[Dataset records]

========================================

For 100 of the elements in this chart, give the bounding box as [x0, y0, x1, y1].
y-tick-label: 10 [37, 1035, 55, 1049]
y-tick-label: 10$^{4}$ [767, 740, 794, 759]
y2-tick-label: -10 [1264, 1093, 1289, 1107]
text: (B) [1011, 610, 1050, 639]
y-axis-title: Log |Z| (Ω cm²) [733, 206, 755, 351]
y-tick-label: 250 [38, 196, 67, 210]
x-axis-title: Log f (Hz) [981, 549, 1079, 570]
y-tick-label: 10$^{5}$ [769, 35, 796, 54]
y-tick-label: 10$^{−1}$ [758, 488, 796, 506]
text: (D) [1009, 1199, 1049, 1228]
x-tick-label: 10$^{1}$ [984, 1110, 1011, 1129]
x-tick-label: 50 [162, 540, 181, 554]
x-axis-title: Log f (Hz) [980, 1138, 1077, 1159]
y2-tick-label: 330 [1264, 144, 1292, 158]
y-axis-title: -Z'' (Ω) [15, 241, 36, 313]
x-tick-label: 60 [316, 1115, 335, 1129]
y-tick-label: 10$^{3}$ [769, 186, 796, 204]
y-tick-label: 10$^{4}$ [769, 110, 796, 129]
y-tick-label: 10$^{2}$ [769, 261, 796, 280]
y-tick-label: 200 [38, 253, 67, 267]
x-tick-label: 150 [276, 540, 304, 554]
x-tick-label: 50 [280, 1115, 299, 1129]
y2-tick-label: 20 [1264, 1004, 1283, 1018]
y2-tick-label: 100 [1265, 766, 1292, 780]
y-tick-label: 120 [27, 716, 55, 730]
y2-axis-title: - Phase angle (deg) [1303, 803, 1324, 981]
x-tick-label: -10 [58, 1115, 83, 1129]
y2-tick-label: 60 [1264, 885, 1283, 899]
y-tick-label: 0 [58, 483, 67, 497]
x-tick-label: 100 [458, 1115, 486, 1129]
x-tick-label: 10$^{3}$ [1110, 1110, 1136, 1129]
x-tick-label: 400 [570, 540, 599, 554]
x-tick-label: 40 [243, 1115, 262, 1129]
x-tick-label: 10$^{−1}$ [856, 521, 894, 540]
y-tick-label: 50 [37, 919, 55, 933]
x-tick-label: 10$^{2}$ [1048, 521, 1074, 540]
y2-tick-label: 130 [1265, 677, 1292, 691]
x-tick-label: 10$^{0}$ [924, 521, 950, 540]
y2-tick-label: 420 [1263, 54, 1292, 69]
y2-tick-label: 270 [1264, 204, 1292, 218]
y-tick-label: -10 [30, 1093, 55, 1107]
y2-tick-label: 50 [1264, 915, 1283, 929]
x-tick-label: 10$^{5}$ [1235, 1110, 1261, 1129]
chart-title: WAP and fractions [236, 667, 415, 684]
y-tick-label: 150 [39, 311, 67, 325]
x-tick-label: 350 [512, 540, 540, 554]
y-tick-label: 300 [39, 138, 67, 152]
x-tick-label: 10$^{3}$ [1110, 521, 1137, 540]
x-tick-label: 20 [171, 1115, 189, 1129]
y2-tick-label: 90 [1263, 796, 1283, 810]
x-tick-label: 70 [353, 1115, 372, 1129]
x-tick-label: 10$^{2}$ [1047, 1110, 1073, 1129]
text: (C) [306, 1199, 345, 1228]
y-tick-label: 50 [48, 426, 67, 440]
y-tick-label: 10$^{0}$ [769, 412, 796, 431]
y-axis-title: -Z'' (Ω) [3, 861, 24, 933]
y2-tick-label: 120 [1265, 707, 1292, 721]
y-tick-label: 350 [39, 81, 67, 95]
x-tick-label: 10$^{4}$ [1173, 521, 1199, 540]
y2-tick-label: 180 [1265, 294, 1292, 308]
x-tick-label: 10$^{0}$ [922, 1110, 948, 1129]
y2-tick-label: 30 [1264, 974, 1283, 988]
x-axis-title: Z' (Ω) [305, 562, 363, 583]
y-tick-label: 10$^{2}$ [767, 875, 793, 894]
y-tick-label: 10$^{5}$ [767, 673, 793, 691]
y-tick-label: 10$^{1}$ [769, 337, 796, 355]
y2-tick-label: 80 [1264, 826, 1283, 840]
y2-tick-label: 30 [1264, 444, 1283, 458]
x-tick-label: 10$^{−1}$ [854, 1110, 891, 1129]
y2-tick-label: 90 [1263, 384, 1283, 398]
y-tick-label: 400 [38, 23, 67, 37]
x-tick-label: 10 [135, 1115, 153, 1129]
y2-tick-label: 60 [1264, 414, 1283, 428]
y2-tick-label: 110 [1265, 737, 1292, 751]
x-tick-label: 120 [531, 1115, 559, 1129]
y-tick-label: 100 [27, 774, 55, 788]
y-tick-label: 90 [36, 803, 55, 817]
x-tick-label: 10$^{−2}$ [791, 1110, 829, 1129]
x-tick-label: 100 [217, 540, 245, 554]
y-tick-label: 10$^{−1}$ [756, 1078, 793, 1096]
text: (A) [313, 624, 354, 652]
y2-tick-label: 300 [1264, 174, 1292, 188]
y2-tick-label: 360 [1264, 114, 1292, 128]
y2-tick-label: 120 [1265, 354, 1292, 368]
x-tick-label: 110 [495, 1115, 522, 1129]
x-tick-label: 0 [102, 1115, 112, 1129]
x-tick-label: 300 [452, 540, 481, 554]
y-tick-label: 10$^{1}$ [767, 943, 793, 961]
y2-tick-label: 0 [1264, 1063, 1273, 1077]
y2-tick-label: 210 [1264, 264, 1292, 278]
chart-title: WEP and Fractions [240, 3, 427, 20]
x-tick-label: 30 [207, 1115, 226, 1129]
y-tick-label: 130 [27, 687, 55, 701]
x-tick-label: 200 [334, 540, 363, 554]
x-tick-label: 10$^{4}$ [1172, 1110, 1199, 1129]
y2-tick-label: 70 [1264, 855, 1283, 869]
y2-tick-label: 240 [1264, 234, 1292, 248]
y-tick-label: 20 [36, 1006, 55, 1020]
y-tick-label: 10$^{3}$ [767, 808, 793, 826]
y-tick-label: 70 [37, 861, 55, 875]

========================================

AIM:
Retype all of the lines above exactly, without changing anything.

SOLUTION TO THIS EXERCISE:
For 100 of the elements in this chart, give the bounding box as [x0, y0, x1, y1].
y-tick-label: 10 [37, 1035, 55, 1049]
y-tick-label: 10$^{4}$ [767, 740, 794, 759]
y2-tick-label: -10 [1264, 1093, 1289, 1107]
text: (B) [1011, 610, 1050, 639]
y-axis-title: Log |Z| (Ω cm²) [733, 206, 755, 351]
y-tick-label: 250 [38, 196, 67, 210]
x-axis-title: Log f (Hz) [981, 549, 1079, 570]
y-tick-label: 10$^{5}$ [769, 35, 796, 54]
y-tick-label: 10$^{−1}$ [758, 488, 796, 506]
text: (D) [1009, 1199, 1049, 1228]
x-tick-label: 10$^{1}$ [984, 1110, 1011, 1129]
x-tick-label: 50 [162, 540, 181, 554]
x-axis-title: Log f (Hz) [980, 1138, 1077, 1159]
y2-tick-label: 330 [1264, 144, 1292, 158]
y-axis-title: -Z'' (Ω) [15, 241, 36, 313]
x-tick-label: 60 [316, 1115, 335, 1129]
y-tick-label: 10$^{3}$ [769, 186, 796, 204]
y-tick-label: 10$^{4}$ [769, 110, 796, 129]
y-tick-label: 10$^{2}$ [769, 261, 796, 280]
y-tick-label: 200 [38, 253, 67, 267]
x-tick-label: 150 [276, 540, 304, 554]
x-tick-label: 50 [280, 1115, 299, 1129]
y2-tick-label: 20 [1264, 1004, 1283, 1018]
y2-tick-label: 100 [1265, 766, 1292, 780]
y-tick-label: 120 [27, 716, 55, 730]
y2-axis-title: - Phase angle (deg) [1303, 803, 1324, 981]
x-tick-label: -10 [58, 1115, 83, 1129]
y2-tick-label: 60 [1264, 885, 1283, 899]
y-tick-label: 0 [58, 483, 67, 497]
x-tick-label: 100 [458, 1115, 486, 1129]
x-tick-label: 10$^{3}$ [1110, 1110, 1136, 1129]
x-tick-label: 400 [570, 540, 599, 554]
x-tick-label: 40 [243, 1115, 262, 1129]
x-tick-label: 10$^{−1}$ [856, 521, 894, 540]
y-tick-label: 50 [37, 919, 55, 933]
x-tick-label: 10$^{2}$ [1048, 521, 1074, 540]
y2-tick-label: 130 [1265, 677, 1292, 691]
x-tick-label: 10$^{0}$ [924, 521, 950, 540]
y2-tick-label: 420 [1263, 54, 1292, 69]
y2-tick-label: 270 [1264, 204, 1292, 218]
y-tick-label: -10 [30, 1093, 55, 1107]
y2-tick-label: 50 [1264, 915, 1283, 929]
x-tick-label: 10$^{5}$ [1235, 1110, 1261, 1129]
chart-title: WAP and fractions [236, 667, 415, 684]
y-tick-label: 150 [39, 311, 67, 325]
x-tick-label: 350 [512, 540, 540, 554]
y-tick-label: 300 [39, 138, 67, 152]
x-tick-label: 10$^{3}$ [1110, 521, 1137, 540]
x-tick-label: 20 [171, 1115, 189, 1129]
y2-tick-label: 90 [1263, 796, 1283, 810]
x-tick-label: 70 [353, 1115, 372, 1129]
x-tick-label: 10$^{2}$ [1047, 1110, 1073, 1129]
text: (C) [306, 1199, 345, 1228]
y-tick-label: 50 [48, 426, 67, 440]
y-tick-label: 10$^{0}$ [769, 412, 796, 431]
y-axis-title: -Z'' (Ω) [3, 861, 24, 933]
y2-tick-label: 120 [1265, 707, 1292, 721]
y-tick-label: 350 [39, 81, 67, 95]
x-tick-label: 10$^{4}$ [1173, 521, 1199, 540]
y2-tick-label: 180 [1265, 294, 1292, 308]
x-tick-label: 10$^{0}$ [922, 1110, 948, 1129]
y2-tick-label: 30 [1264, 974, 1283, 988]
x-axis-title: Z' (Ω) [305, 562, 363, 583]
y-tick-label: 10$^{2}$ [767, 875, 793, 894]
y-tick-label: 10$^{5}$ [767, 673, 793, 691]
y-tick-label: 10$^{1}$ [769, 337, 796, 355]
y2-tick-label: 80 [1264, 826, 1283, 840]
y2-tick-label: 30 [1264, 444, 1283, 458]
x-tick-label: 10$^{−1}$ [854, 1110, 891, 1129]
y2-tick-label: 90 [1263, 384, 1283, 398]
y-tick-label: 400 [38, 23, 67, 37]
x-tick-label: 10 [135, 1115, 153, 1129]
y2-tick-label: 60 [1264, 414, 1283, 428]
y2-tick-label: 110 [1265, 737, 1292, 751]
x-tick-label: 120 [531, 1115, 559, 1129]
y-tick-label: 100 [27, 774, 55, 788]
y-tick-label: 90 [36, 803, 55, 817]
x-tick-label: 10$^{−2}$ [791, 1110, 829, 1129]
x-tick-label: 100 [217, 540, 245, 554]
y-tick-label: 10$^{−1}$ [756, 1078, 793, 1096]
text: (A) [313, 624, 354, 652]
y2-tick-label: 300 [1264, 174, 1292, 188]
y2-tick-label: 360 [1264, 114, 1292, 128]
y2-tick-label: 120 [1265, 354, 1292, 368]
x-tick-label: 110 [495, 1115, 522, 1129]
x-tick-label: 0 [102, 1115, 112, 1129]
x-tick-label: 300 [452, 540, 481, 554]
y-tick-label: 10$^{1}$ [767, 943, 793, 961]
y2-tick-label: 0 [1264, 1063, 1273, 1077]
y2-tick-label: 210 [1264, 264, 1292, 278]
chart-title: WEP and Fractions [240, 3, 427, 20]
x-tick-label: 30 [207, 1115, 226, 1129]
y-tick-label: 130 [27, 687, 55, 701]
x-tick-label: 200 [334, 540, 363, 554]
x-tick-label: 10$^{4}$ [1172, 1110, 1199, 1129]
y2-tick-label: 70 [1264, 855, 1283, 869]
y2-tick-label: 240 [1264, 234, 1292, 248]
y-tick-label: 20 [36, 1006, 55, 1020]
y-tick-label: 10$^{3}$ [767, 808, 793, 826]
y-tick-label: 70 [37, 861, 55, 875]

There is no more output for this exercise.